● **Stated goal**
Comb through the entries for "earlySingletonExposure" and pull out each line that holds it.

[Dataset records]
* * * * * * *
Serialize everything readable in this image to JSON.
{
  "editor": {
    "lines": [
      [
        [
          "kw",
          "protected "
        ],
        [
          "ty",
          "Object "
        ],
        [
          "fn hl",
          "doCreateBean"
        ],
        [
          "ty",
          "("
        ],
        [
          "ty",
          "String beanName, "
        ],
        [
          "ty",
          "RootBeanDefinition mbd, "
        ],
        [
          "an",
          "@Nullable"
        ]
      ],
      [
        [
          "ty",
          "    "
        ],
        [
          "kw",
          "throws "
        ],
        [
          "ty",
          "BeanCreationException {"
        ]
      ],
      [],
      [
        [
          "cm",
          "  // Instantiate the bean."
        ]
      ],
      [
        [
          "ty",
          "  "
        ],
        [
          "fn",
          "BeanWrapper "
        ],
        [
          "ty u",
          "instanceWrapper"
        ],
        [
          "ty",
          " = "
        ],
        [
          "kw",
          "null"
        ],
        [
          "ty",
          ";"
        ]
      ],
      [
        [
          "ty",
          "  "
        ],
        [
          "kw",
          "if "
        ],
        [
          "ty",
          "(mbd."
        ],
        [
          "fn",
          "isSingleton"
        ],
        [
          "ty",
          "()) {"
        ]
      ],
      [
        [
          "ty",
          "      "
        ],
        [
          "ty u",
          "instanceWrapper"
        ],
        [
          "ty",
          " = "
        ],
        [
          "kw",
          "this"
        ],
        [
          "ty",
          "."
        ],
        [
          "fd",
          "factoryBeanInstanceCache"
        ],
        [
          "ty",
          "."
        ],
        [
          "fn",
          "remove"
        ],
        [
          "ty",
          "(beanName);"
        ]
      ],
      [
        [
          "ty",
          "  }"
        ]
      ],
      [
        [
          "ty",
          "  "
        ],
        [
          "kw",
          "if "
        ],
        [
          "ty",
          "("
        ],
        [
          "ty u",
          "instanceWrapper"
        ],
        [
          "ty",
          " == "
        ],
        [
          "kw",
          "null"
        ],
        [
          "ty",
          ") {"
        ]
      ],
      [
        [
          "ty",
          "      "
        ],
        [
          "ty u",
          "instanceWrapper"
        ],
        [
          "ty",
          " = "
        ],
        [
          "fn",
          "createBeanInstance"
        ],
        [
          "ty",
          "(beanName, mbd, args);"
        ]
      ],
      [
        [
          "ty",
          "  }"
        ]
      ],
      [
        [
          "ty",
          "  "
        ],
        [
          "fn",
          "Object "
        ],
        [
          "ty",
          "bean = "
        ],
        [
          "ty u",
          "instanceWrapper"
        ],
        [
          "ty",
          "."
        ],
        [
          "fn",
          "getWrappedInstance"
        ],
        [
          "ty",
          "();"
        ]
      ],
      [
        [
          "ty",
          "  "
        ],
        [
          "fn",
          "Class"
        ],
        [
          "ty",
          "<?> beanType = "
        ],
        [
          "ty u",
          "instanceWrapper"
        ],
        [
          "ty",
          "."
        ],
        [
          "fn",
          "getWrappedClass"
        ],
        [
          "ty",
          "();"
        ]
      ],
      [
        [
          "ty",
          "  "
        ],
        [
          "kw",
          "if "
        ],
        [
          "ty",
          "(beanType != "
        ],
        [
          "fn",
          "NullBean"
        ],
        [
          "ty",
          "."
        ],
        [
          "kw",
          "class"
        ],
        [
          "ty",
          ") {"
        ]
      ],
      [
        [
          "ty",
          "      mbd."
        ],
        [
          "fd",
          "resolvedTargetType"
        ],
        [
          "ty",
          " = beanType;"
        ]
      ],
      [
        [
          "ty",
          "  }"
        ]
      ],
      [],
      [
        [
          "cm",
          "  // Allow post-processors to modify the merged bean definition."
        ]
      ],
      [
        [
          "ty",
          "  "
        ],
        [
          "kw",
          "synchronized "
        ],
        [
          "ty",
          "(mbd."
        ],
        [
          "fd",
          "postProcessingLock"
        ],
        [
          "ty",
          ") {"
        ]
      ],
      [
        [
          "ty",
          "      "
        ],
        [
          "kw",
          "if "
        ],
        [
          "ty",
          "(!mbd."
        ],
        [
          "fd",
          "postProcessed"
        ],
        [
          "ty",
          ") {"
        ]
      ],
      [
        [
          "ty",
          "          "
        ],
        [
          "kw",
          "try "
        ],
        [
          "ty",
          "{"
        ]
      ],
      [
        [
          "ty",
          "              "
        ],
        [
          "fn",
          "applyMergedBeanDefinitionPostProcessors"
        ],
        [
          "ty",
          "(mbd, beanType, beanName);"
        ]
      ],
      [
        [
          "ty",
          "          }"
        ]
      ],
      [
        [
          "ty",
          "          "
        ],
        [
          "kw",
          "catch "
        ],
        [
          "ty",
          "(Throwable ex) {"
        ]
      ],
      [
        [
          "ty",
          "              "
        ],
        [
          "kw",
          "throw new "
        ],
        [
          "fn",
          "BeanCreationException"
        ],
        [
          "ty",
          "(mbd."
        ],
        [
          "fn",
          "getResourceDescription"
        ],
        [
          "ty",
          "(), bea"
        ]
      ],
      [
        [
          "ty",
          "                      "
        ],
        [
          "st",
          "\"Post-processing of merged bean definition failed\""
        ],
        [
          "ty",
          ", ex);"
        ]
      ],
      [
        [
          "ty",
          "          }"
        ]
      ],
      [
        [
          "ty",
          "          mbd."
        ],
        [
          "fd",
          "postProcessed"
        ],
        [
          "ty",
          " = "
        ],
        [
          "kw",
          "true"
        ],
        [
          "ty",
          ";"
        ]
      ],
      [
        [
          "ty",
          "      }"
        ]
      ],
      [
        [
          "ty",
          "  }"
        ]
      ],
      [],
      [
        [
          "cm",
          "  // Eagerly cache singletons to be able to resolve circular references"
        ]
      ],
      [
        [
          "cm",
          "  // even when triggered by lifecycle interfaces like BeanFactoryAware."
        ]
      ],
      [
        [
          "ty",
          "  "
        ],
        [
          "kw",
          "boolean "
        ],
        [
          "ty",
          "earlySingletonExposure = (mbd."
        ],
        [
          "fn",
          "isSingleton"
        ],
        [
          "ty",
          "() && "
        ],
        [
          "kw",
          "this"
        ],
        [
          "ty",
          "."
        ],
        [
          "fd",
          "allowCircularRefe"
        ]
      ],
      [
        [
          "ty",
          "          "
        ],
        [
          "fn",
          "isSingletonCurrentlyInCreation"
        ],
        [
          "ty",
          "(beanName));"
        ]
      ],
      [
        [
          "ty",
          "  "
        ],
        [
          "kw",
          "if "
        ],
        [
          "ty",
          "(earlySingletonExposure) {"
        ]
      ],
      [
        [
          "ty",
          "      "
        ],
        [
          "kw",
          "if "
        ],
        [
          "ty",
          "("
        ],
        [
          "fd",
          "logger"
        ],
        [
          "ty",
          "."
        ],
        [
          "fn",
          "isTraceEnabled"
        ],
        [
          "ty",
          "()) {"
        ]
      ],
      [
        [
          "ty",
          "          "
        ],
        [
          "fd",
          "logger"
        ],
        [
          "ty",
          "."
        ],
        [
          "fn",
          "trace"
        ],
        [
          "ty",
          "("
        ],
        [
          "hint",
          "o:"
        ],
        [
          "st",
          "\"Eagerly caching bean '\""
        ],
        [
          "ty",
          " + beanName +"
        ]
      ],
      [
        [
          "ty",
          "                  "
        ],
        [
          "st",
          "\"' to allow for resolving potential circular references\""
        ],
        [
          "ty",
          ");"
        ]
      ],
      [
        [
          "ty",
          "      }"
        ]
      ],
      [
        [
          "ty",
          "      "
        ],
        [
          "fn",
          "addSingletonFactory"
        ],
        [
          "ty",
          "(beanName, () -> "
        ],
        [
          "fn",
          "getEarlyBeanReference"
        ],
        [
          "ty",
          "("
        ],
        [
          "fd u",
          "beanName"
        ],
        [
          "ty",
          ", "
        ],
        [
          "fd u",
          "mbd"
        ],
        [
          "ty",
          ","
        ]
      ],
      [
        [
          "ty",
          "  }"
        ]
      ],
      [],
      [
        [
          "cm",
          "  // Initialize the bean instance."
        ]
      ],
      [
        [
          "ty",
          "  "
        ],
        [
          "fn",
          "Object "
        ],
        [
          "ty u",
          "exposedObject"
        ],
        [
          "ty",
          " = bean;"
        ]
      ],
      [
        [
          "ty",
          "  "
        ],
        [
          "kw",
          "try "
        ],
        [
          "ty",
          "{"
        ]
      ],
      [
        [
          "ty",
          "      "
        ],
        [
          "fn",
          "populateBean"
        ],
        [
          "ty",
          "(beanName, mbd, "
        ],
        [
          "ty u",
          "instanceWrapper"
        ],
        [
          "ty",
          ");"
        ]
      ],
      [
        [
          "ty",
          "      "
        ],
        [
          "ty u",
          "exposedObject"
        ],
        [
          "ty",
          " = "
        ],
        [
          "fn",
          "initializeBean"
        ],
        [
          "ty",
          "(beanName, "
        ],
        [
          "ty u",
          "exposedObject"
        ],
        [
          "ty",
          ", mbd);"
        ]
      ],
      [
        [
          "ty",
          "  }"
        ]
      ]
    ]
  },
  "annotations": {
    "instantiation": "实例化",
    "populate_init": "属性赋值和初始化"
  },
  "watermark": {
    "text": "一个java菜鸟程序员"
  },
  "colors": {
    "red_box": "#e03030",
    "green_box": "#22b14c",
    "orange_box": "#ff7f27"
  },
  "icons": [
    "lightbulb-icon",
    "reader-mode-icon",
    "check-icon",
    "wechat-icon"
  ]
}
* * * * * * *
● **Worked answer**
          "earlySingletonExposure = (mbd."
          "(earlySingletonExposure) {"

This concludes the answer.